-- Start Record extracts --

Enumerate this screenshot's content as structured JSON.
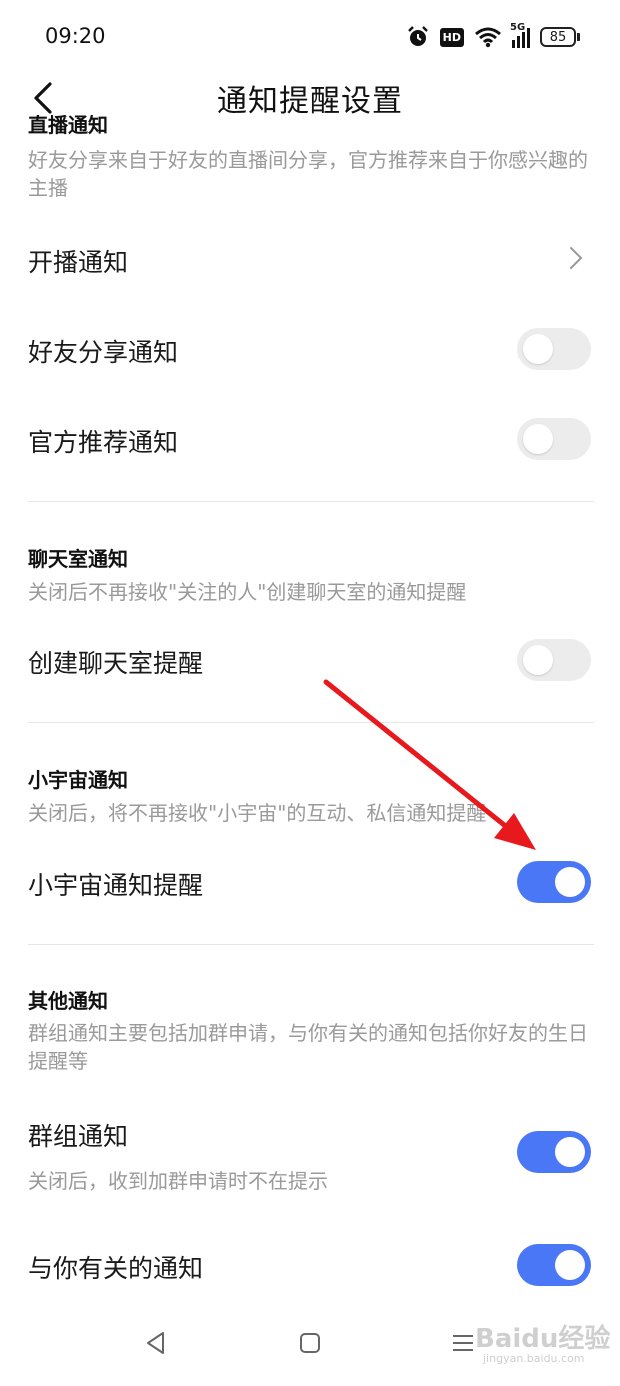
{
  "status": {
    "time": "09:20",
    "hd_badge": "HD",
    "network": "5G",
    "battery": "85"
  },
  "header": {
    "title": "通知提醒设置"
  },
  "live_section": {
    "title": "直播通知",
    "desc": "好友分享来自于好友的直播间分享，官方推荐来自于你感兴趣的主播",
    "rows": [
      {
        "label": "开播通知",
        "control": "chevron"
      },
      {
        "label": "好友分享通知",
        "control": "toggle",
        "on": false
      },
      {
        "label": "官方推荐通知",
        "control": "toggle",
        "on": false
      }
    ]
  },
  "chatroom_section": {
    "title": "聊天室通知",
    "desc": "关闭后不再接收\"关注的人\"创建聊天室的通知提醒",
    "rows": [
      {
        "label": "创建聊天室提醒",
        "control": "toggle",
        "on": false
      }
    ]
  },
  "universe_section": {
    "title": "小宇宙通知",
    "desc": "关闭后，将不再接收\"小宇宙\"的互动、私信通知提醒",
    "rows": [
      {
        "label": "小宇宙通知提醒",
        "control": "toggle",
        "on": true
      }
    ]
  },
  "other_section": {
    "title": "其他通知",
    "desc": "群组通知主要包括加群申请，与你有关的通知包括你好友的生日提醒等",
    "rows": [
      {
        "label": "群组通知",
        "sub": "关闭后，收到加群申请时不在提示",
        "control": "toggle",
        "on": true
      },
      {
        "label": "与你有关的通知",
        "control": "toggle",
        "on": true
      }
    ]
  },
  "watermark": {
    "text": "Baidu经验",
    "sub": "jingyan.baidu.com"
  },
  "colors": {
    "toggle_on": "#4a77f5",
    "toggle_off": "#ececec",
    "annotation_arrow": "#e8191c"
  }
}
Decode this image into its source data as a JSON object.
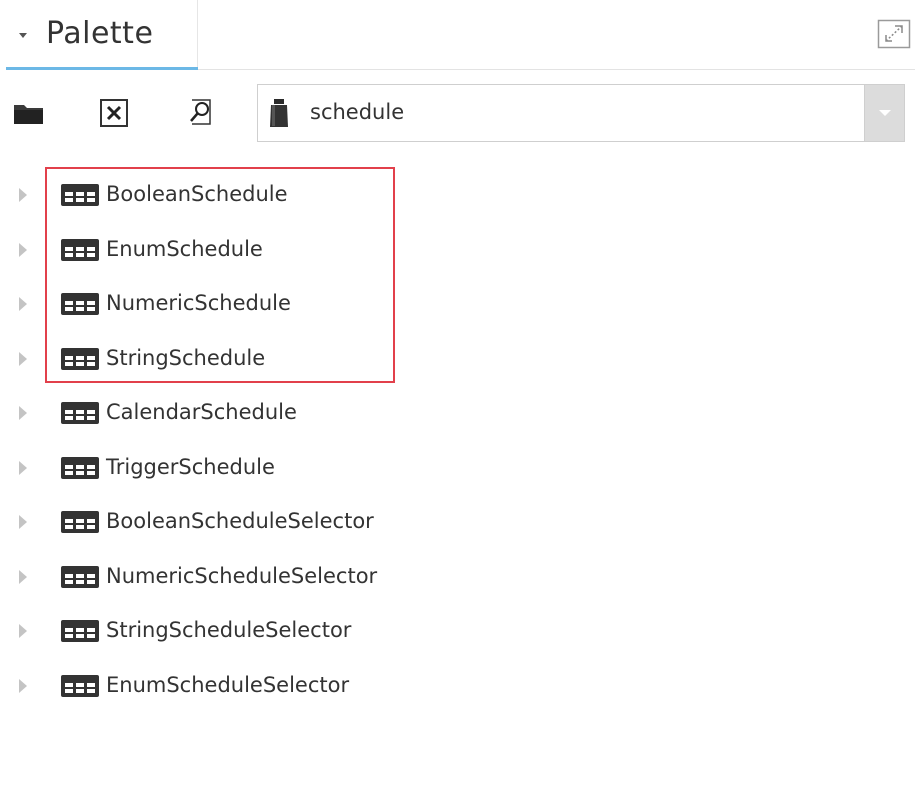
{
  "panel": {
    "title": "Palette",
    "maximize_icon": "maximize-icon",
    "collapse_icon": "caret-down-icon"
  },
  "toolbar": {
    "folder_icon": "folder-icon",
    "close_icon": "close-box-icon",
    "find_icon": "find-icon",
    "palette_select": {
      "value": "schedule",
      "icon": "module-jar-icon"
    }
  },
  "tree": {
    "items": [
      {
        "label": "BooleanSchedule",
        "icon": "schedule-grid-icon"
      },
      {
        "label": "EnumSchedule",
        "icon": "schedule-grid-icon"
      },
      {
        "label": "NumericSchedule",
        "icon": "schedule-grid-icon"
      },
      {
        "label": "StringSchedule",
        "icon": "schedule-grid-icon"
      },
      {
        "label": "CalendarSchedule",
        "icon": "schedule-grid-icon"
      },
      {
        "label": "TriggerSchedule",
        "icon": "schedule-grid-icon"
      },
      {
        "label": "BooleanScheduleSelector",
        "icon": "schedule-grid-icon"
      },
      {
        "label": "NumericScheduleSelector",
        "icon": "schedule-grid-icon"
      },
      {
        "label": "StringScheduleSelector",
        "icon": "schedule-grid-icon"
      },
      {
        "label": "EnumScheduleSelector",
        "icon": "schedule-grid-icon"
      }
    ]
  },
  "colors": {
    "highlight": "#e2404b",
    "tab_accent": "#6cb8e6",
    "icon_dark": "#2b2b2b"
  }
}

-- End Record extracts --

## [Work instructions]
Omit the images and transcribe all of the records above word for word.

## [Complete output]
Enumerate this screenshot's content as structured JSON.
{
  "status": {
    "time": "09:20",
    "hd_badge": "HD",
    "network": "5G",
    "battery": "85"
  },
  "header": {
    "title": "通知提醒设置"
  },
  "live_section": {
    "title": "直播通知",
    "desc": "好友分享来自于好友的直播间分享，官方推荐来自于你感兴趣的主播",
    "rows": [
      {
        "label": "开播通知",
        "control": "chevron"
      },
      {
        "label": "好友分享通知",
        "control": "toggle",
        "on": false
      },
      {
        "label": "官方推荐通知",
        "control": "toggle",
        "on": false
      }
    ]
  },
  "chatroom_section": {
    "title": "聊天室通知",
    "desc": "关闭后不再接收\"关注的人\"创建聊天室的通知提醒",
    "rows": [
      {
        "label": "创建聊天室提醒",
        "control": "toggle",
        "on": false
      }
    ]
  },
  "universe_section": {
    "title": "小宇宙通知",
    "desc": "关闭后，将不再接收\"小宇宙\"的互动、私信通知提醒",
    "rows": [
      {
        "label": "小宇宙通知提醒",
        "control": "toggle",
        "on": true
      }
    ]
  },
  "other_section": {
    "title": "其他通知",
    "desc": "群组通知主要包括加群申请，与你有关的通知包括你好友的生日提醒等",
    "rows": [
      {
        "label": "群组通知",
        "sub": "关闭后，收到加群申请时不在提示",
        "control": "toggle",
        "on": true
      },
      {
        "label": "与你有关的通知",
        "control": "toggle",
        "on": true
      }
    ]
  },
  "watermark": {
    "text": "Baidu经验",
    "sub": "jingyan.baidu.com"
  },
  "colors": {
    "toggle_on": "#4a77f5",
    "toggle_off": "#ececec",
    "annotation_arrow": "#e8191c"
  }
}
Decode this image into its source data as a JSON object.
{
  "panel": {
    "title": "Palette",
    "maximize_icon": "maximize-icon",
    "collapse_icon": "caret-down-icon"
  },
  "toolbar": {
    "folder_icon": "folder-icon",
    "close_icon": "close-box-icon",
    "find_icon": "find-icon",
    "palette_select": {
      "value": "schedule",
      "icon": "module-jar-icon"
    }
  },
  "tree": {
    "items": [
      {
        "label": "BooleanSchedule",
        "icon": "schedule-grid-icon"
      },
      {
        "label": "EnumSchedule",
        "icon": "schedule-grid-icon"
      },
      {
        "label": "NumericSchedule",
        "icon": "schedule-grid-icon"
      },
      {
        "label": "StringSchedule",
        "icon": "schedule-grid-icon"
      },
      {
        "label": "CalendarSchedule",
        "icon": "schedule-grid-icon"
      },
      {
        "label": "TriggerSchedule",
        "icon": "schedule-grid-icon"
      },
      {
        "label": "BooleanScheduleSelector",
        "icon": "schedule-grid-icon"
      },
      {
        "label": "NumericScheduleSelector",
        "icon": "schedule-grid-icon"
      },
      {
        "label": "StringScheduleSelector",
        "icon": "schedule-grid-icon"
      },
      {
        "label": "EnumScheduleSelector",
        "icon": "schedule-grid-icon"
      }
    ]
  },
  "colors": {
    "highlight": "#e2404b",
    "tab_accent": "#6cb8e6",
    "icon_dark": "#2b2b2b"
  }
}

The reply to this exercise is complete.